— Begin Provided records —

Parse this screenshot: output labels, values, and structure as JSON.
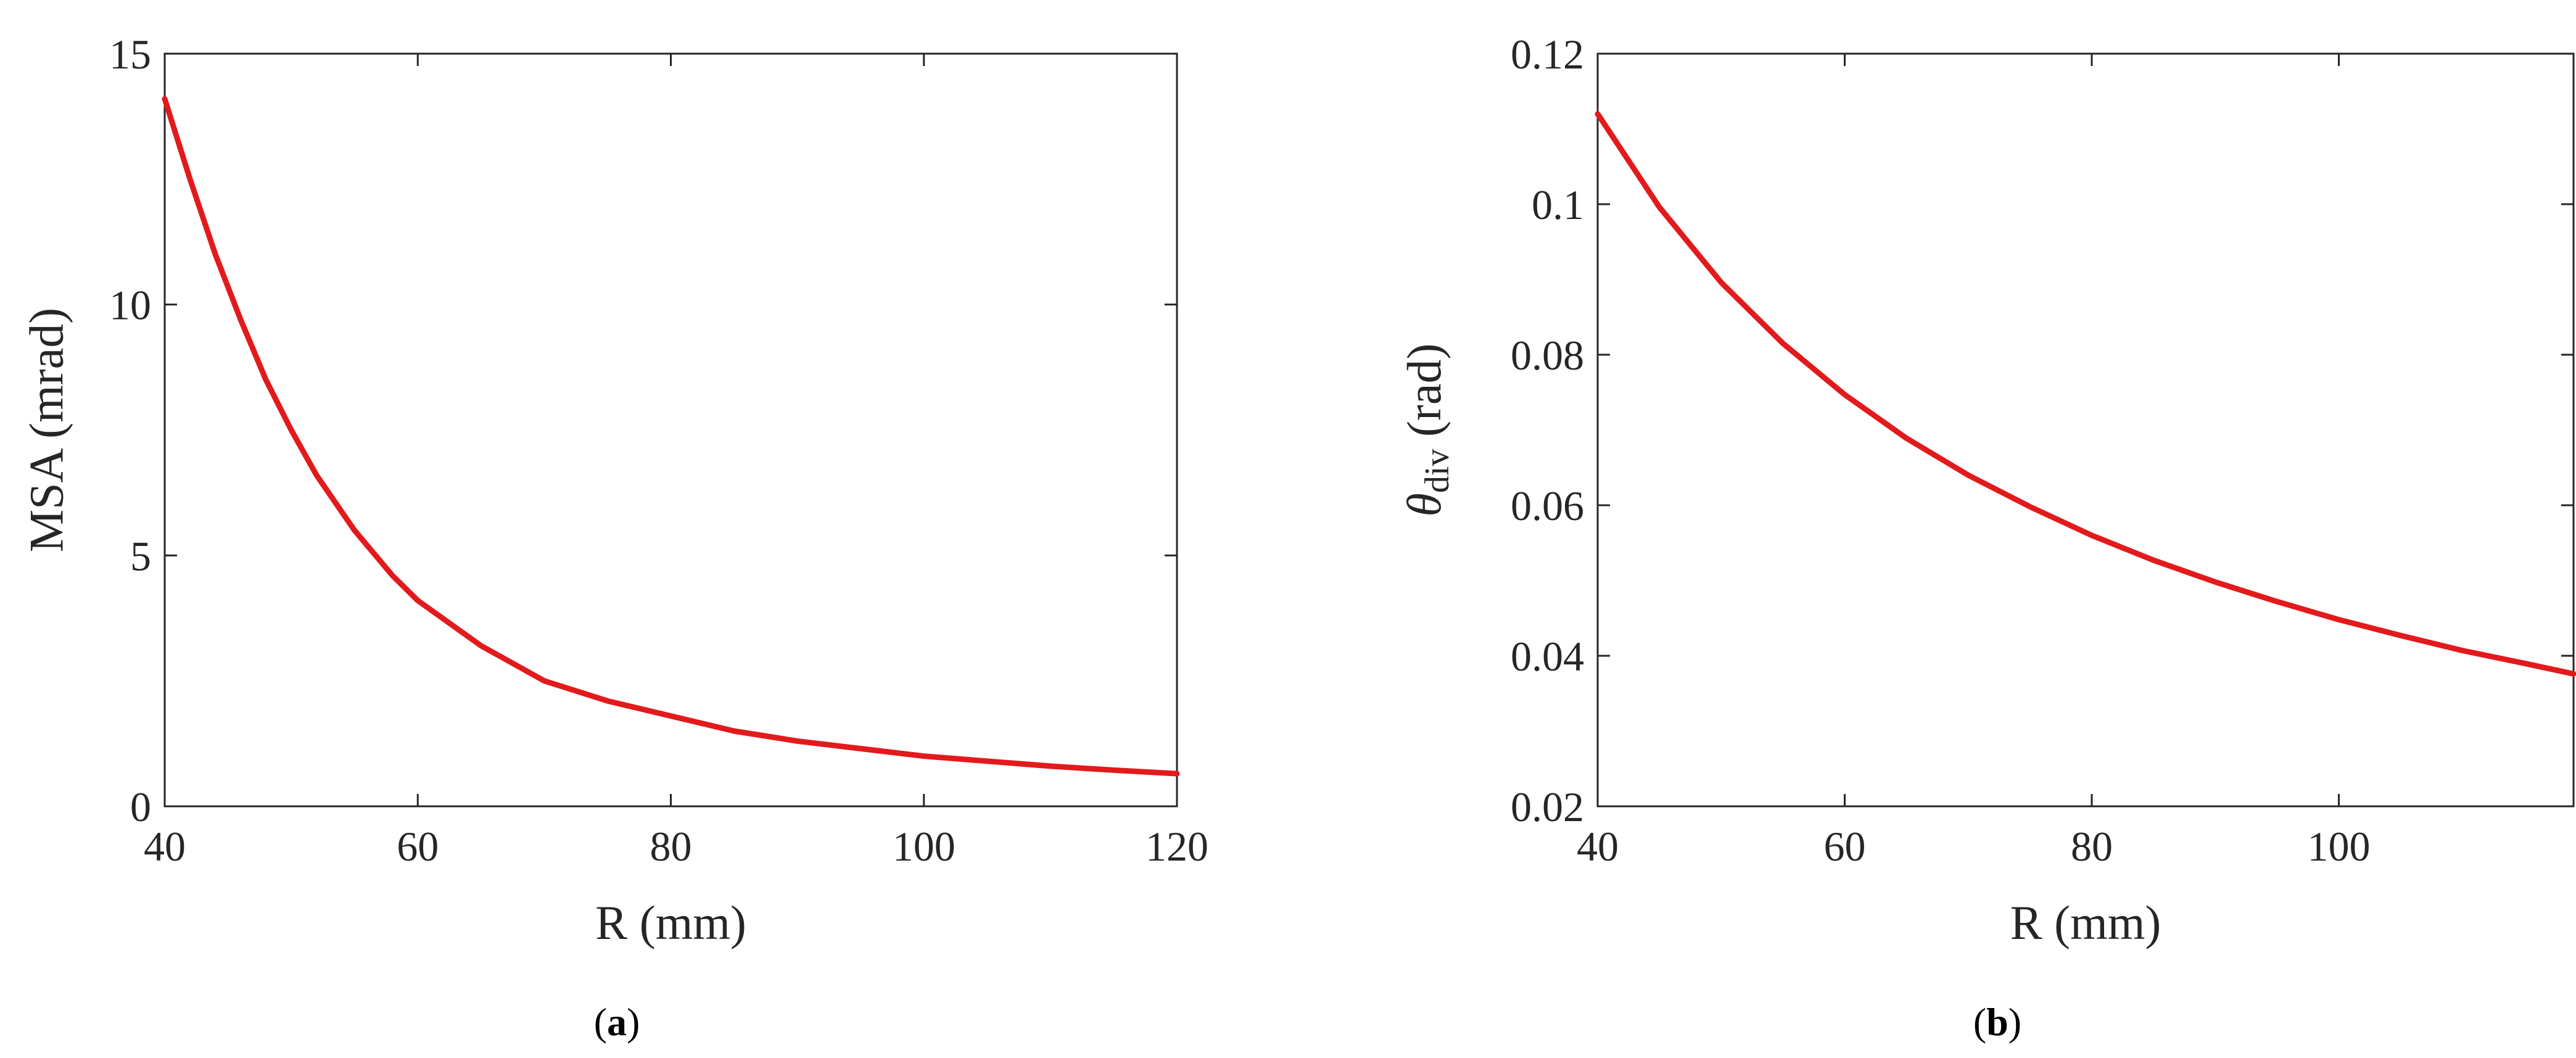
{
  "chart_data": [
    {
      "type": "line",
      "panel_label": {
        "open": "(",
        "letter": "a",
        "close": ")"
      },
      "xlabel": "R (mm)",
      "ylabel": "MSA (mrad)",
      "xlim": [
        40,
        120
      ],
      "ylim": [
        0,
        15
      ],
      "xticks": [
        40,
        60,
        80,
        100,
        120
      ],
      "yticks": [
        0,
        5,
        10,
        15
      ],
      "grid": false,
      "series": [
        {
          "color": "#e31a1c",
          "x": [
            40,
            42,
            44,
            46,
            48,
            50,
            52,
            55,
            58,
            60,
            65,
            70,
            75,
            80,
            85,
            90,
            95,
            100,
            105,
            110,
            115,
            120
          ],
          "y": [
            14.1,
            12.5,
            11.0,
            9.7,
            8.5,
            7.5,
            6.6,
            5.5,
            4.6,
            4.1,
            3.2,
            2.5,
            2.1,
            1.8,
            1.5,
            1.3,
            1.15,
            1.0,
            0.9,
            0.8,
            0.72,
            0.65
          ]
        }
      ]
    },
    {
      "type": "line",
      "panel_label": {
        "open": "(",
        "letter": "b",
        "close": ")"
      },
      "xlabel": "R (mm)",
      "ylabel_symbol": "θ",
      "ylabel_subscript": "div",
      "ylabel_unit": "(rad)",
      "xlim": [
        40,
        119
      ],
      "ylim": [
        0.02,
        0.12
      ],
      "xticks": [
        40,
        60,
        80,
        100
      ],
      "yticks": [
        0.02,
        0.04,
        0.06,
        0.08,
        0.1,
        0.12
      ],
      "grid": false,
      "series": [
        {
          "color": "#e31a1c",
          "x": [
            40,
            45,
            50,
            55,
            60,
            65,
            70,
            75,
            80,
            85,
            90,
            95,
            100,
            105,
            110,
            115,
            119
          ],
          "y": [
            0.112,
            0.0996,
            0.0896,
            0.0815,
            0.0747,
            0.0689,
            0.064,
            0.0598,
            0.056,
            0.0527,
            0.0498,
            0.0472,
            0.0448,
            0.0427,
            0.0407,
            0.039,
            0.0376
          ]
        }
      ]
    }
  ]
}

— End Provided records —
— Begin Provided records —

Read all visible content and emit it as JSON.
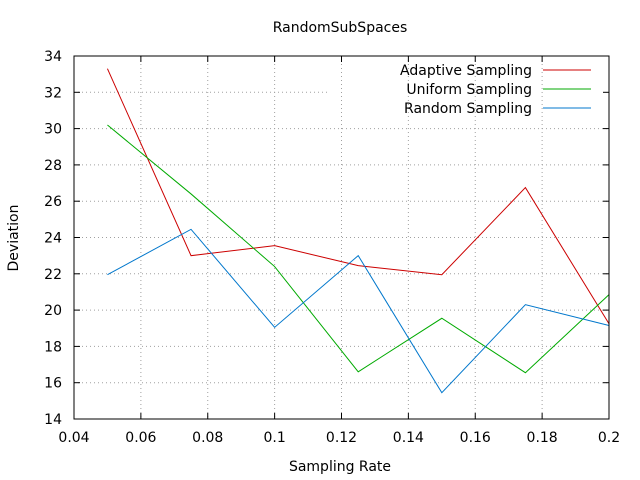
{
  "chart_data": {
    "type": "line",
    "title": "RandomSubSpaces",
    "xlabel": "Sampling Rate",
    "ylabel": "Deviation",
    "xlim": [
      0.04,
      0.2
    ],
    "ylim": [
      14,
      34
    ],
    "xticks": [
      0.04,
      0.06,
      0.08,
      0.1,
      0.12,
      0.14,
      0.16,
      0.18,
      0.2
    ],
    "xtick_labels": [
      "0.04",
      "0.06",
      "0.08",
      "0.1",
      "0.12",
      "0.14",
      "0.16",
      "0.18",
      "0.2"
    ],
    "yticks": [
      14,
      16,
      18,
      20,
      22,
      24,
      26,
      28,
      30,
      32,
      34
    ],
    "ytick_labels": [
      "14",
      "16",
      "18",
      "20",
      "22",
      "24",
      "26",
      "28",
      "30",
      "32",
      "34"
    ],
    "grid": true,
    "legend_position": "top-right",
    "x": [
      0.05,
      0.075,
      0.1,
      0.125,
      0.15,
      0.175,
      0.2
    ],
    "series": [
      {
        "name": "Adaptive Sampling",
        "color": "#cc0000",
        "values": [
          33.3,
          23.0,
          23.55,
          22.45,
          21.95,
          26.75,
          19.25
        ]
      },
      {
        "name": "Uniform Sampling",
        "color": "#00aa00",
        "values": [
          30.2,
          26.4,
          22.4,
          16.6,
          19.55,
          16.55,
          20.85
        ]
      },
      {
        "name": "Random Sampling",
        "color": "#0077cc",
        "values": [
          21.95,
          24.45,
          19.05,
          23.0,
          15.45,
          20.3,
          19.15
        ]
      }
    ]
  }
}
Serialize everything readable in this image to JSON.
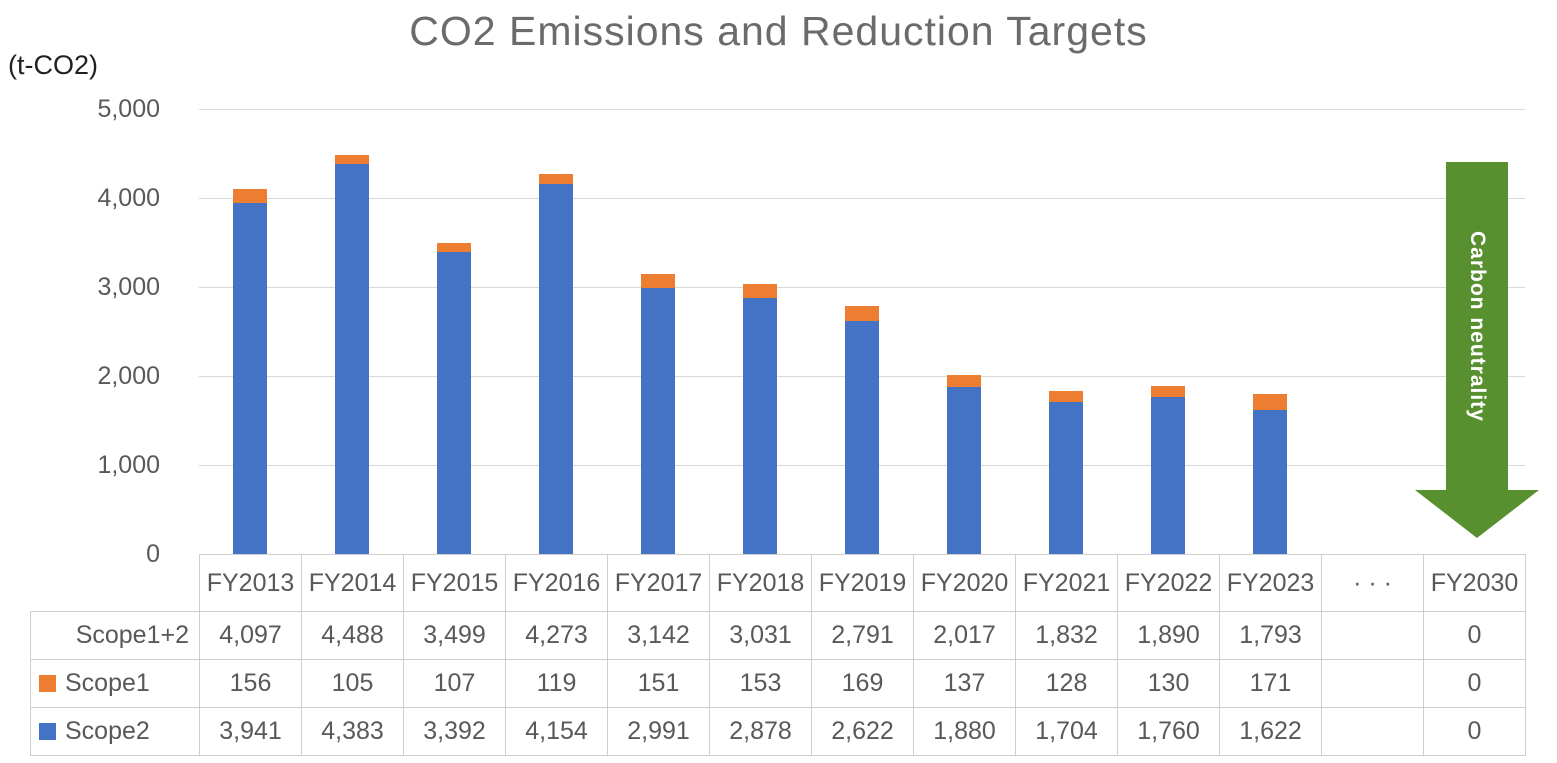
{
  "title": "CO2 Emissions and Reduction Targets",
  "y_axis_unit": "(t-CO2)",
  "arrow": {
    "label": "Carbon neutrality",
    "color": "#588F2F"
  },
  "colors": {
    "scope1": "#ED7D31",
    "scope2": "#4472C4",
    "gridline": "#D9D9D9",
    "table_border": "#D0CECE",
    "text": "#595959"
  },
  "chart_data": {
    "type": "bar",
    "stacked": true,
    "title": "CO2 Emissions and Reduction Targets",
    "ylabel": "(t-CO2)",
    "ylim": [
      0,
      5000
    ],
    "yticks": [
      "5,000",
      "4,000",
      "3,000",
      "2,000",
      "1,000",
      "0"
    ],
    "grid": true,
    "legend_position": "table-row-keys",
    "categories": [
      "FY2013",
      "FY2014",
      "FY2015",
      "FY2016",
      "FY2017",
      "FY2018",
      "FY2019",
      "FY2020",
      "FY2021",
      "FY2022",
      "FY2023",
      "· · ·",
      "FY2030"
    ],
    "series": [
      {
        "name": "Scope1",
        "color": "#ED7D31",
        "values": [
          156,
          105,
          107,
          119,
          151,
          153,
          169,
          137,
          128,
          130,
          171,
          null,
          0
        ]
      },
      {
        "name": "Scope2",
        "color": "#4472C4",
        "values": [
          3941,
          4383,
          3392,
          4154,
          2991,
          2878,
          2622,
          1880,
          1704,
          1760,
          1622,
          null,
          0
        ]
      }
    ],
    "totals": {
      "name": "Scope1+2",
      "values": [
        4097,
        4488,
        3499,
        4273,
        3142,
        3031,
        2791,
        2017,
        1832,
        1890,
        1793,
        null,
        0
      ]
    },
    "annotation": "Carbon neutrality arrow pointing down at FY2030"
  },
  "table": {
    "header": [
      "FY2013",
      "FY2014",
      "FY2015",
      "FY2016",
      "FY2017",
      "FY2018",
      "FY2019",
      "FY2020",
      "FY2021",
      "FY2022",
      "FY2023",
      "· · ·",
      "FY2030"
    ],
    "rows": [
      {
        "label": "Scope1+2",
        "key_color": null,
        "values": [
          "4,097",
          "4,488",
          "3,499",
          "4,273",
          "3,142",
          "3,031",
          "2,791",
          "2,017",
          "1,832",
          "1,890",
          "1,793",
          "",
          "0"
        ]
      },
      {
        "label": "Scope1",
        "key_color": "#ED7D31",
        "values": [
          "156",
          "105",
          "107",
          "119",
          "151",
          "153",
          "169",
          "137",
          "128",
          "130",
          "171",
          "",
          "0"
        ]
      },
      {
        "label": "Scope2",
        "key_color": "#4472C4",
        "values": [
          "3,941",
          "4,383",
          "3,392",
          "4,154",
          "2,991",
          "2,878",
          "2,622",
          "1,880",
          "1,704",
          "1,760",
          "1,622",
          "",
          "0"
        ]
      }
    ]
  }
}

— End Provided records —

From the listing above, pick out each line where the word "Sampling" appears.

    "xlabel": "Sampling Rate",
        "name": "Adaptive Sampling",
        "name": "Uniform Sampling",
        "name": "Random Sampling",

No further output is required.